_What is asked_: Of the lines in the listing below, how many hold "Reset"? Answer with the number only.

━━━

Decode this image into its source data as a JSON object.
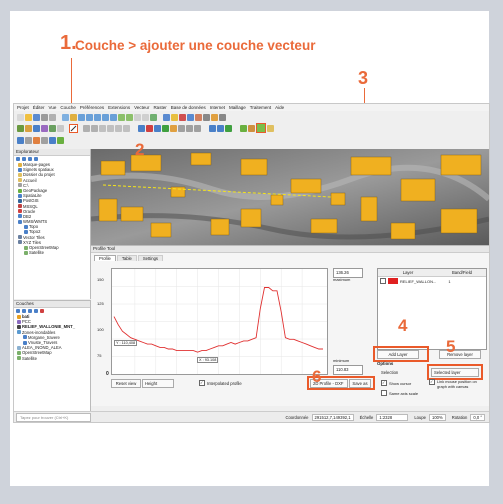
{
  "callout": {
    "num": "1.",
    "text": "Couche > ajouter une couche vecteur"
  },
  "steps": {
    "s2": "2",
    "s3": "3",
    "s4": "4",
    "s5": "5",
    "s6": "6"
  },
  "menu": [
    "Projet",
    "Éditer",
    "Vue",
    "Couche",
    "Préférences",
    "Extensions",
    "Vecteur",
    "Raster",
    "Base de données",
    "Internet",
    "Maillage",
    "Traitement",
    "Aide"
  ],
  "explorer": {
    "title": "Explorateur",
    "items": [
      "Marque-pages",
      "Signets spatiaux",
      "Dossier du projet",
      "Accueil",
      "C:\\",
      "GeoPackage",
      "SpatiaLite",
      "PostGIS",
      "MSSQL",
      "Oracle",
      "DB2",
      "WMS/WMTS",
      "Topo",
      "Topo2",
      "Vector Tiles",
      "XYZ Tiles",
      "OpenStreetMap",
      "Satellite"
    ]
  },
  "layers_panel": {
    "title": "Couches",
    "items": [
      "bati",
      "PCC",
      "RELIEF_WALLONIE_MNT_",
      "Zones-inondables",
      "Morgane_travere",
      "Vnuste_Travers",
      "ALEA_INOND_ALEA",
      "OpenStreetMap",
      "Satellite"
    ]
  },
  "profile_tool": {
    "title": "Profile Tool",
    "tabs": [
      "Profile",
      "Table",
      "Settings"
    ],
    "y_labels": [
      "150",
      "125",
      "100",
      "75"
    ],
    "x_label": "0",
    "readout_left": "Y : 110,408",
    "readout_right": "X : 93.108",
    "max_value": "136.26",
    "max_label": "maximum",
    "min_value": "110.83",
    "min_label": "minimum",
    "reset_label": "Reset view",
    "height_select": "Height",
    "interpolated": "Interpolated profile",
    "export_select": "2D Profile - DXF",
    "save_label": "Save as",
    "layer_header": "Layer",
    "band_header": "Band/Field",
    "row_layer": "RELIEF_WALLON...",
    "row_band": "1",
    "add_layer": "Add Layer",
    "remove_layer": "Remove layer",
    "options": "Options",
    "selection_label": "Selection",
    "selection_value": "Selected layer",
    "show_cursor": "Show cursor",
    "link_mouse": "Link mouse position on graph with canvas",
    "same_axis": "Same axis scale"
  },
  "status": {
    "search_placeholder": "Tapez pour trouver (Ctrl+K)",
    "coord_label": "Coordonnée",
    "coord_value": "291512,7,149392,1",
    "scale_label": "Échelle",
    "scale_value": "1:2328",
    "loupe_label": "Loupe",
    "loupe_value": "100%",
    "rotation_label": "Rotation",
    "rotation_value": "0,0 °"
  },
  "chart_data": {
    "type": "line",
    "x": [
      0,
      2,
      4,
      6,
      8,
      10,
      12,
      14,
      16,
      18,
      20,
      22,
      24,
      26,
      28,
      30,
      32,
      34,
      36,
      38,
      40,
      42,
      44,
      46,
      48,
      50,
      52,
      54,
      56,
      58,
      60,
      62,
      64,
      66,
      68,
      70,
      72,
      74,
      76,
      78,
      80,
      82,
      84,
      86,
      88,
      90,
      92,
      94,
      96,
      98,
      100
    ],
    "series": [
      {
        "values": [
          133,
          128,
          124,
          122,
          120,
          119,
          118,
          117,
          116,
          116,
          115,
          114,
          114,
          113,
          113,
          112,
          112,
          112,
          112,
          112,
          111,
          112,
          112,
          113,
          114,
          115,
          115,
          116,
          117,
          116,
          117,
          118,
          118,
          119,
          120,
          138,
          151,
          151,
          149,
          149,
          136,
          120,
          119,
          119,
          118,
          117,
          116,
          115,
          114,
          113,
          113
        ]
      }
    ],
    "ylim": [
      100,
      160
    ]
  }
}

━━━

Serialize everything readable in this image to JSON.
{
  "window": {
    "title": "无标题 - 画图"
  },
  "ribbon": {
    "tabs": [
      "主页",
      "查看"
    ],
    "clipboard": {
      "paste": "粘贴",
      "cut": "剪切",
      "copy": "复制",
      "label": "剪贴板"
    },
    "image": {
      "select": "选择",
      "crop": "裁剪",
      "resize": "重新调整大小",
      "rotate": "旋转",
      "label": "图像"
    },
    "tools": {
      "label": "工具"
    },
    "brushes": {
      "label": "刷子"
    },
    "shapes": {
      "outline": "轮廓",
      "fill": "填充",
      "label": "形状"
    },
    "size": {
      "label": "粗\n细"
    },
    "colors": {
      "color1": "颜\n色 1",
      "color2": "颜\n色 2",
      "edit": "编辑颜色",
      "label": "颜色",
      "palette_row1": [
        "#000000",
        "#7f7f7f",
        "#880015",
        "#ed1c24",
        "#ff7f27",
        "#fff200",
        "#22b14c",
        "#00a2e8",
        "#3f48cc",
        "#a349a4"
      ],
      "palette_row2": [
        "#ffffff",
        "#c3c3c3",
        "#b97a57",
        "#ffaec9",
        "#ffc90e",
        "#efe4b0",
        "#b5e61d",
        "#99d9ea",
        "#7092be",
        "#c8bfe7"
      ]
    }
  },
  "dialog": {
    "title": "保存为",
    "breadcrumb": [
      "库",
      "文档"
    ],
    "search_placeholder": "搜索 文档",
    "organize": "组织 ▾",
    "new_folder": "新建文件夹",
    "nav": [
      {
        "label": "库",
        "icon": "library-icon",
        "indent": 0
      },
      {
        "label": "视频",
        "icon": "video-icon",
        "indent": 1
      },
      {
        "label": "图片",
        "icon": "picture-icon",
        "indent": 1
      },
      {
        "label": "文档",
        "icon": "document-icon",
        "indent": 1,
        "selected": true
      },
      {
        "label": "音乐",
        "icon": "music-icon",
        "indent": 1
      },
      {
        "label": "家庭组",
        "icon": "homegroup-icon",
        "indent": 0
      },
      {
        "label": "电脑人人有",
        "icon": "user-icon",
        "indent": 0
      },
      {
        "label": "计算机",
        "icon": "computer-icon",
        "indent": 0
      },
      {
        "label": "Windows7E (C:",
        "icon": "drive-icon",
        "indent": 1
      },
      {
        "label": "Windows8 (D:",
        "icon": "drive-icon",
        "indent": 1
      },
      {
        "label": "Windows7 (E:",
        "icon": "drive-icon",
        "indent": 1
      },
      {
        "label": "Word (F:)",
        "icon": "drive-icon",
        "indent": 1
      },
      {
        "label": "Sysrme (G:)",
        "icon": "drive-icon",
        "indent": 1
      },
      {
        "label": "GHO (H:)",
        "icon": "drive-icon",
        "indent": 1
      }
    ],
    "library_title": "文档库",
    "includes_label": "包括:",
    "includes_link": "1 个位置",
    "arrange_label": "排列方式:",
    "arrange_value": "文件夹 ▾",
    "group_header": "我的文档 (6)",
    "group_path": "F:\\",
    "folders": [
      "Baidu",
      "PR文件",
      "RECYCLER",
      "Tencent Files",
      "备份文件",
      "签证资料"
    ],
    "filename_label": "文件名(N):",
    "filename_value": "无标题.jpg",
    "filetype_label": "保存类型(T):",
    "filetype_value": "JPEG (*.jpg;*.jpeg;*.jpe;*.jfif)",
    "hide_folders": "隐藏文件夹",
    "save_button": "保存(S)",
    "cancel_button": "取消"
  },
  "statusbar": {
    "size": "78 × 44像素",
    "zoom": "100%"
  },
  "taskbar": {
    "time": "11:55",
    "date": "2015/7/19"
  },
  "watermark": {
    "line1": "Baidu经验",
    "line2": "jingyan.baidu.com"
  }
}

━━━

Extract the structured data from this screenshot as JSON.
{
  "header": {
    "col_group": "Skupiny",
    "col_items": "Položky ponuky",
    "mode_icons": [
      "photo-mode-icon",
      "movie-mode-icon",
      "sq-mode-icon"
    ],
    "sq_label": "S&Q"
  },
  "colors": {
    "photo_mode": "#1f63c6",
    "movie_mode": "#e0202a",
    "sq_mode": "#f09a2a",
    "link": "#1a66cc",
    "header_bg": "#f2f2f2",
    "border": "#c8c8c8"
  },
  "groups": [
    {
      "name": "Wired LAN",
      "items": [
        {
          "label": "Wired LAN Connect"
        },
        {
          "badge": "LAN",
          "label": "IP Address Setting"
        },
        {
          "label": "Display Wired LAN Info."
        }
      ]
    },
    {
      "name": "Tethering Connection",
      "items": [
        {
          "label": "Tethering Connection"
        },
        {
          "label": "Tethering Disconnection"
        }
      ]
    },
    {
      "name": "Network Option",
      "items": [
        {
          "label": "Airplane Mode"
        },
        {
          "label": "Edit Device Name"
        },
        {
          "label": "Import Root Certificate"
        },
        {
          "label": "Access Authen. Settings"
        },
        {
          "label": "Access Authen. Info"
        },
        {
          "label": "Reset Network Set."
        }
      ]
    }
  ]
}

━━━

_Expected answer_: 2